* START Provided data *
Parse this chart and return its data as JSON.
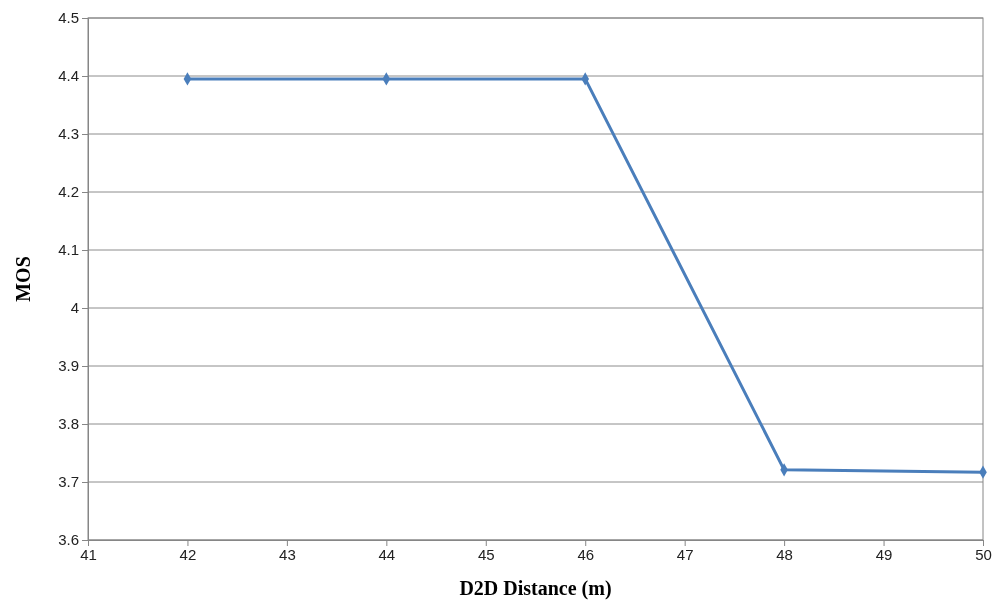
{
  "chart_data": {
    "type": "line",
    "xlabel": "D2D Distance (m)",
    "ylabel": "MOS",
    "x": [
      42,
      44,
      46,
      48,
      50
    ],
    "series": [
      {
        "color": "#4a7ebb",
        "values": [
          4.395,
          4.395,
          4.395,
          3.721,
          3.717
        ]
      }
    ],
    "xlim": [
      41,
      50
    ],
    "xticks": [
      41,
      42,
      43,
      44,
      45,
      46,
      47,
      48,
      49,
      50
    ],
    "ylim": [
      3.6,
      4.5
    ],
    "yticks": [
      3.6,
      3.7,
      3.8,
      3.9,
      4,
      4.1,
      4.2,
      4.3,
      4.4,
      4.5
    ],
    "grid": "y",
    "marker": "diamond",
    "line_style": "solid"
  }
}
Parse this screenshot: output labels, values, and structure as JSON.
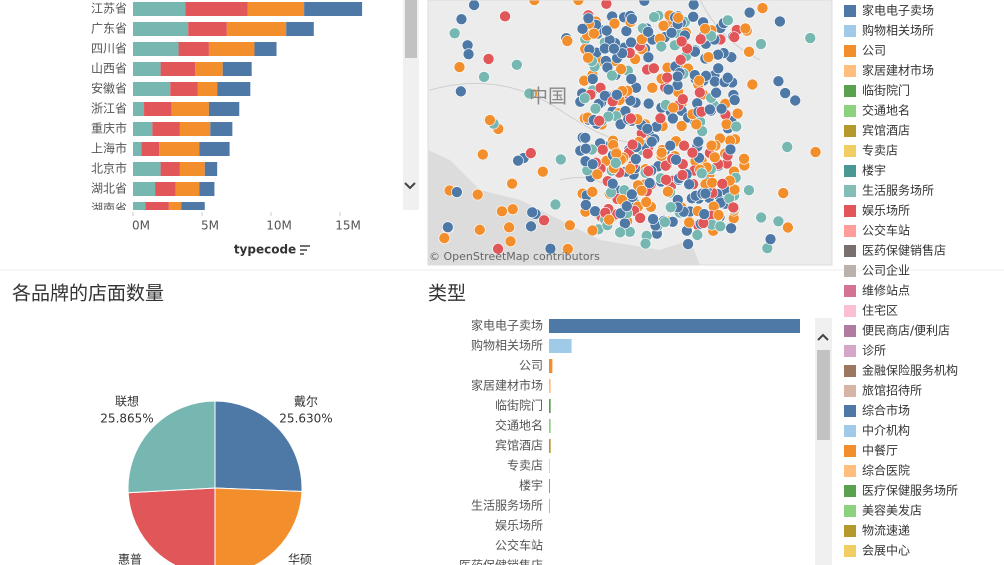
{
  "chart_data": [
    {
      "type": "bar",
      "orientation": "horizontal",
      "stacked": true,
      "categories": [
        "江苏省",
        "广东省",
        "四川省",
        "山西省",
        "安徽省",
        "浙江省",
        "重庆市",
        "上海市",
        "北京市",
        "湖北省",
        "湖南省"
      ],
      "series": [
        {
          "color": "#76b7b2",
          "values": [
            3800000,
            4000000,
            3300000,
            2000000,
            2700000,
            800000,
            1400000,
            600000,
            2000000,
            1600000,
            900000
          ]
        },
        {
          "color": "#e15759",
          "values": [
            4500000,
            2800000,
            2200000,
            2500000,
            2000000,
            2000000,
            2000000,
            1300000,
            1400000,
            1500000,
            1700000
          ]
        },
        {
          "color": "#f28e2b",
          "values": [
            4100000,
            4300000,
            3300000,
            2000000,
            1400000,
            2700000,
            2200000,
            2900000,
            1800000,
            1700000,
            900000
          ]
        },
        {
          "color": "#4e79a7",
          "values": [
            4200000,
            2000000,
            1600000,
            2100000,
            2400000,
            2200000,
            1600000,
            2200000,
            900000,
            1100000,
            1700000
          ]
        }
      ],
      "xlim": [
        0,
        19600000
      ],
      "xticks": [
        {
          "value": 0,
          "label": "0M"
        },
        {
          "value": 5000000,
          "label": "5M"
        },
        {
          "value": 10000000,
          "label": "10M"
        },
        {
          "value": 15000000,
          "label": "15M"
        }
      ],
      "x_label": "typecode"
    },
    {
      "type": "map",
      "place_label": "中国",
      "attribution": "© OpenStreetMap contributors",
      "legend": [
        {
          "name": "家电电子卖场",
          "color": "#4e79a7"
        },
        {
          "name": "购物相关场所",
          "color": "#a0cbe8"
        },
        {
          "name": "公司",
          "color": "#f28e2b"
        },
        {
          "name": "家居建材市场",
          "color": "#ffbe7d"
        },
        {
          "name": "临街院门",
          "color": "#59a14f"
        },
        {
          "name": "交通地名",
          "color": "#8cd17d"
        },
        {
          "name": "宾馆酒店",
          "color": "#b6992d"
        },
        {
          "name": "专卖店",
          "color": "#f1ce63"
        },
        {
          "name": "楼宇",
          "color": "#499894"
        },
        {
          "name": "生活服务场所",
          "color": "#86bcb6"
        },
        {
          "name": "娱乐场所",
          "color": "#e15759"
        },
        {
          "name": "公交车站",
          "color": "#ff9d9a"
        },
        {
          "name": "医药保健销售店",
          "color": "#79706e"
        },
        {
          "name": "公司企业",
          "color": "#bab0ac"
        },
        {
          "name": "维修站点",
          "color": "#d37295"
        },
        {
          "name": "住宅区",
          "color": "#fabfd2"
        },
        {
          "name": "便民商店/便利店",
          "color": "#b07aa1"
        },
        {
          "name": "诊所",
          "color": "#d4a6c8"
        },
        {
          "name": "金融保险服务机构",
          "color": "#9d7660"
        },
        {
          "name": "旅馆招待所",
          "color": "#d7b5a6"
        },
        {
          "name": "综合市场",
          "color": "#4e79a7"
        },
        {
          "name": "中介机构",
          "color": "#a0cbe8"
        },
        {
          "name": "中餐厅",
          "color": "#f28e2b"
        },
        {
          "name": "综合医院",
          "color": "#ffbe7d"
        },
        {
          "name": "医疗保健服务场所",
          "color": "#59a14f"
        },
        {
          "name": "美容美发店",
          "color": "#8cd17d"
        },
        {
          "name": "物流速递",
          "color": "#b6992d"
        },
        {
          "name": "会展中心",
          "color": "#f1ce63"
        }
      ]
    },
    {
      "type": "pie",
      "title": "各品牌的店面数量",
      "categories": [
        "戴尔",
        "华硕",
        "惠普",
        "联想"
      ],
      "values": [
        25.63,
        24.37,
        24.135,
        25.865
      ],
      "value_labels": [
        "25.630%",
        null,
        null,
        "25.865%"
      ],
      "colors": [
        "#4e79a7",
        "#f28e2b",
        "#e15759",
        "#76b7b2"
      ]
    },
    {
      "type": "bar",
      "orientation": "horizontal",
      "title": "类型",
      "categories": [
        "家电电子卖场",
        "购物相关场所",
        "公司",
        "家居建材市场",
        "临街院门",
        "交通地名",
        "宾馆酒店",
        "专卖店",
        "楼宇",
        "生活服务场所",
        "娱乐场所",
        "公交车站",
        "医药保健销售店"
      ],
      "values": [
        300,
        27,
        4,
        2,
        2,
        2,
        2,
        1,
        1,
        1,
        0,
        0,
        0
      ],
      "colors": [
        "#4e79a7",
        "#a0cbe8",
        "#f28e2b",
        "#ffbe7d",
        "#59a14f",
        "#8cd17d",
        "#b6992d",
        "#f1ce63",
        "#499894",
        "#86bcb6",
        "#e15759",
        "#ff9d9a",
        "#79706e"
      ],
      "xlim": [
        0,
        300
      ]
    }
  ]
}
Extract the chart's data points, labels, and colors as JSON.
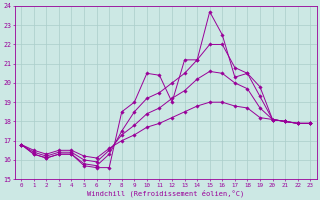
* END Provided data *
The request | Print every entry above again without changing a word, and omit the pictures.

Complete answer |
Parse this chart and return its data as JSON.
{
  "chart_data": {
    "type": "line",
    "xlabel": "D2D Distance (m)",
    "ylabel": "MOS",
    "x": [
      42,
      44,
      46,
      48,
      50
    ],
    "series": [
      {
        "color": "#4a7ebb",
        "values": [
          4.395,
          4.395,
          4.395,
          3.721,
          3.717
        ]
      }
    ],
    "xlim": [
      41,
      50
    ],
    "xticks": [
      41,
      42,
      43,
      44,
      45,
      46,
      47,
      48,
      49,
      50
    ],
    "ylim": [
      3.6,
      4.5
    ],
    "yticks": [
      3.6,
      3.7,
      3.8,
      3.9,
      4,
      4.1,
      4.2,
      4.3,
      4.4,
      4.5
    ],
    "grid": "y",
    "marker": "diamond",
    "line_style": "solid"
  }
}
Parse this screenshot: output labels, values, and structure as JSON.
{
  "chart_data": [
    {
      "type": "bar",
      "orientation": "horizontal",
      "stacked": true,
      "categories": [
        "江苏省",
        "广东省",
        "四川省",
        "山西省",
        "安徽省",
        "浙江省",
        "重庆市",
        "上海市",
        "北京市",
        "湖北省",
        "湖南省"
      ],
      "series": [
        {
          "color": "#76b7b2",
          "values": [
            3800000,
            4000000,
            3300000,
            2000000,
            2700000,
            800000,
            1400000,
            600000,
            2000000,
            1600000,
            900000
          ]
        },
        {
          "color": "#e15759",
          "values": [
            4500000,
            2800000,
            2200000,
            2500000,
            2000000,
            2000000,
            2000000,
            1300000,
            1400000,
            1500000,
            1700000
          ]
        },
        {
          "color": "#f28e2b",
          "values": [
            4100000,
            4300000,
            3300000,
            2000000,
            1400000,
            2700000,
            2200000,
            2900000,
            1800000,
            1700000,
            900000
          ]
        },
        {
          "color": "#4e79a7",
          "values": [
            4200000,
            2000000,
            1600000,
            2100000,
            2400000,
            2200000,
            1600000,
            2200000,
            900000,
            1100000,
            1700000
          ]
        }
      ],
      "xlim": [
        0,
        19600000
      ],
      "xticks": [
        {
          "value": 0,
          "label": "0M"
        },
        {
          "value": 5000000,
          "label": "5M"
        },
        {
          "value": 10000000,
          "label": "10M"
        },
        {
          "value": 15000000,
          "label": "15M"
        }
      ],
      "x_label": "typecode"
    },
    {
      "type": "map",
      "place_label": "中国",
      "attribution": "© OpenStreetMap contributors",
      "legend": [
        {
          "name": "家电电子卖场",
          "color": "#4e79a7"
        },
        {
          "name": "购物相关场所",
          "color": "#a0cbe8"
        },
        {
          "name": "公司",
          "color": "#f28e2b"
        },
        {
          "name": "家居建材市场",
          "color": "#ffbe7d"
        },
        {
          "name": "临街院门",
          "color": "#59a14f"
        },
        {
          "name": "交通地名",
          "color": "#8cd17d"
        },
        {
          "name": "宾馆酒店",
          "color": "#b6992d"
        },
        {
          "name": "专卖店",
          "color": "#f1ce63"
        },
        {
          "name": "楼宇",
          "color": "#499894"
        },
        {
          "name": "生活服务场所",
          "color": "#86bcb6"
        },
        {
          "name": "娱乐场所",
          "color": "#e15759"
        },
        {
          "name": "公交车站",
          "color": "#ff9d9a"
        },
        {
          "name": "医药保健销售店",
          "color": "#79706e"
        },
        {
          "name": "公司企业",
          "color": "#bab0ac"
        },
        {
          "name": "维修站点",
          "color": "#d37295"
        },
        {
          "name": "住宅区",
          "color": "#fabfd2"
        },
        {
          "name": "便民商店/便利店",
          "color": "#b07aa1"
        },
        {
          "name": "诊所",
          "color": "#d4a6c8"
        },
        {
          "name": "金融保险服务机构",
          "color": "#9d7660"
        },
        {
          "name": "旅馆招待所",
          "color": "#d7b5a6"
        },
        {
          "name": "综合市场",
          "color": "#4e79a7"
        },
        {
          "name": "中介机构",
          "color": "#a0cbe8"
        },
        {
          "name": "中餐厅",
          "color": "#f28e2b"
        },
        {
          "name": "综合医院",
          "color": "#ffbe7d"
        },
        {
          "name": "医疗保健服务场所",
          "color": "#59a14f"
        },
        {
          "name": "美容美发店",
          "color": "#8cd17d"
        },
        {
          "name": "物流速递",
          "color": "#b6992d"
        },
        {
          "name": "会展中心",
          "color": "#f1ce63"
        }
      ]
    },
    {
      "type": "pie",
      "title": "各品牌的店面数量",
      "categories": [
        "戴尔",
        "华硕",
        "惠普",
        "联想"
      ],
      "values": [
        25.63,
        24.37,
        24.135,
        25.865
      ],
      "value_labels": [
        "25.630%",
        null,
        null,
        "25.865%"
      ],
      "colors": [
        "#4e79a7",
        "#f28e2b",
        "#e15759",
        "#76b7b2"
      ]
    },
    {
      "type": "bar",
      "orientation": "horizontal",
      "title": "类型",
      "categories": [
        "家电电子卖场",
        "购物相关场所",
        "公司",
        "家居建材市场",
        "临街院门",
        "交通地名",
        "宾馆酒店",
        "专卖店",
        "楼宇",
        "生活服务场所",
        "娱乐场所",
        "公交车站",
        "医药保健销售店"
      ],
      "values": [
        300,
        27,
        4,
        2,
        2,
        2,
        2,
        1,
        1,
        1,
        0,
        0,
        0
      ],
      "colors": [
        "#4e79a7",
        "#a0cbe8",
        "#f28e2b",
        "#ffbe7d",
        "#59a14f",
        "#8cd17d",
        "#b6992d",
        "#f1ce63",
        "#499894",
        "#86bcb6",
        "#e15759",
        "#ff9d9a",
        "#79706e"
      ],
      "xlim": [
        0,
        300
      ]
    }
  ]
}
Extract the chart's data points, labels, and colors as JSON.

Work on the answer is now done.